**Request**
Scan the entries below and extract each line with the word "Same" in it.

[Provided material start]

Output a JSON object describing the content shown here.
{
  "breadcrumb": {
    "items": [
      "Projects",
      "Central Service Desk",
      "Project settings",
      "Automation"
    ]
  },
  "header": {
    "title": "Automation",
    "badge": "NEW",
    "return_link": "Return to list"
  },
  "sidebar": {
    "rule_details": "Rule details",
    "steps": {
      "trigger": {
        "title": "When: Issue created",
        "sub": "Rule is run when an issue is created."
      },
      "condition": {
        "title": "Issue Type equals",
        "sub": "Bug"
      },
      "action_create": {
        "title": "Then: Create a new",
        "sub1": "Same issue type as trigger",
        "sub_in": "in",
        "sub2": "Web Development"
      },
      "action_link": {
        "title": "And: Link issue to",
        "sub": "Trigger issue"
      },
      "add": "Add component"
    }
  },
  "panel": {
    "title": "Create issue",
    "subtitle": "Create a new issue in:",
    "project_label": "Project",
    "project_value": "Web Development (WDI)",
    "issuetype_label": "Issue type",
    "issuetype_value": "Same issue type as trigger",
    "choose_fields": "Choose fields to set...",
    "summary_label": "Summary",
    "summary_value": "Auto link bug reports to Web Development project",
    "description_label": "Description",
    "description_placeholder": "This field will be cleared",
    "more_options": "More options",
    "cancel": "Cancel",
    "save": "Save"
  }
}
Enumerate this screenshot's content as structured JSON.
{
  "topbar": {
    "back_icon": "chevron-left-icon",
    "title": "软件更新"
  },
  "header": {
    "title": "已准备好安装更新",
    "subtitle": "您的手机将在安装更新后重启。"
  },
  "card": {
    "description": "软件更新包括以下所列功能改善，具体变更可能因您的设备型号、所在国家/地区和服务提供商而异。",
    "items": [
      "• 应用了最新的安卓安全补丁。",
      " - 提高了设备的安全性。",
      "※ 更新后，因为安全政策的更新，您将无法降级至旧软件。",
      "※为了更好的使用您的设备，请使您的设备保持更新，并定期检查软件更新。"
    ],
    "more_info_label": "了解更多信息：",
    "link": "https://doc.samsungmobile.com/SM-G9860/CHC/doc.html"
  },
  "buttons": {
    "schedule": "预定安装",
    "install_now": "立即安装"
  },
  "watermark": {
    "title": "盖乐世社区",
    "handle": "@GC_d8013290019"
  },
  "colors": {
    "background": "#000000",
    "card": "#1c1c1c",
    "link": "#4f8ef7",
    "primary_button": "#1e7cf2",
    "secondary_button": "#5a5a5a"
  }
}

[Provided material end]

**Complete response**
        "sub1": "Same issue type as trigger",
    "issuetype_value": "Same issue type as trigger",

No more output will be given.